▶ JOB
Keep the pictures out and restate every record exactly.

▶ MATERIAL FOR THE TASK
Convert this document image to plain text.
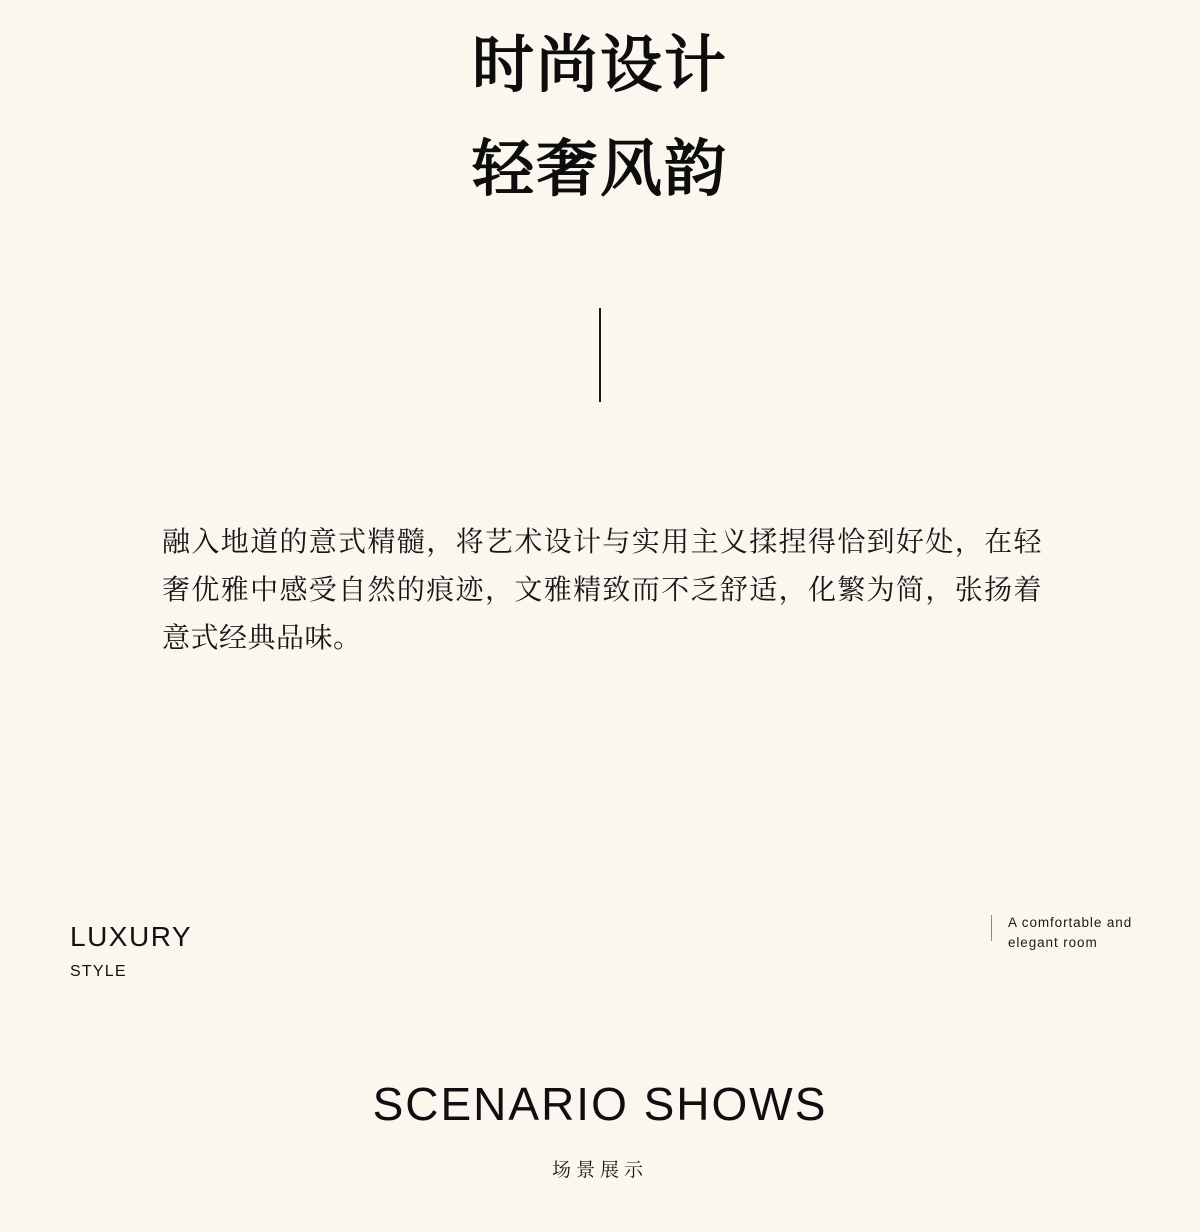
时尚设计
轻奢风韵

融入地道的意式精髓，将艺术设计与实用主义揉捏得恰到好处，在轻奢优雅中感受自然的痕迹，文雅精致而不乏舒适，化繁为简，张扬着意式经典品味。

LUXURY
STYLE
A comfortable and elegant room
SCENARIO SHOWS
场景展示
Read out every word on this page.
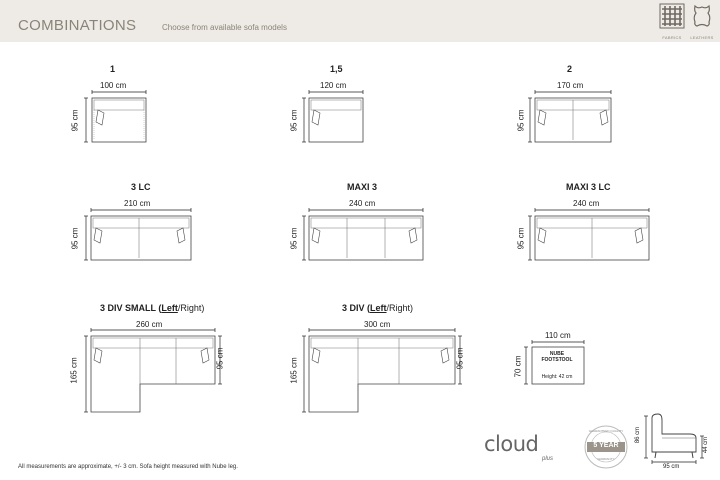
COMBINATIONS	Choose from available sofa models
FABRICS	LEATHERS
1
100 cm
95 cm
1,5
120 cm
95 cm
2
170 cm
95 cm
3 LC
210 cm
95 cm
MAXI 3
240 cm
95 cm
MAXI 3 LC
240 cm
95 cm
3 DIV SMALL (Left/Right)
260 cm
165 cm	95 cm
3 DIV (Left/Right)
300 cm
165 cm	95 cm
110 cm
70 cm
NUBE
FOOTSTOOL
Height: 42 cm
cloud
plus
5 YEAR
GUARANTEED QUALITY
WARRANTY
86 cm
44 cm
95 cm
All measurements are approximate, +/- 3 cm. Sofa height measured with Nube leg.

▶ SOLUTION TO THIS EXERCISE
Convert this document image to plain text.
时尚设计
轻奢风韵

融入地道的意式精髓，将艺术设计与实用主义揉捏得恰到好处，在轻奢优雅中感受自然的痕迹，文雅精致而不乏舒适，化繁为简，张扬着意式经典品味。

LUXURY
STYLE
A comfortable and elegant room
SCENARIO SHOWS
场景展示
Read out every word on this page.
COMBINATIONS	Choose from available sofa models
FABRICS	LEATHERS
1
100 cm
95 cm
1,5
120 cm
95 cm
2
170 cm
95 cm
3 LC
210 cm
95 cm
MAXI 3
240 cm
95 cm
MAXI 3 LC
240 cm
95 cm
3 DIV SMALL (Left/Right)
260 cm
165 cm	95 cm
3 DIV (Left/Right)
300 cm
165 cm	95 cm
110 cm
70 cm
NUBE
FOOTSTOOL
Height: 42 cm
cloud
plus
5 YEAR
GUARANTEED QUALITY
WARRANTY
86 cm
44 cm
95 cm
All measurements are approximate, +/- 3 cm. Sofa height measured with Nube leg.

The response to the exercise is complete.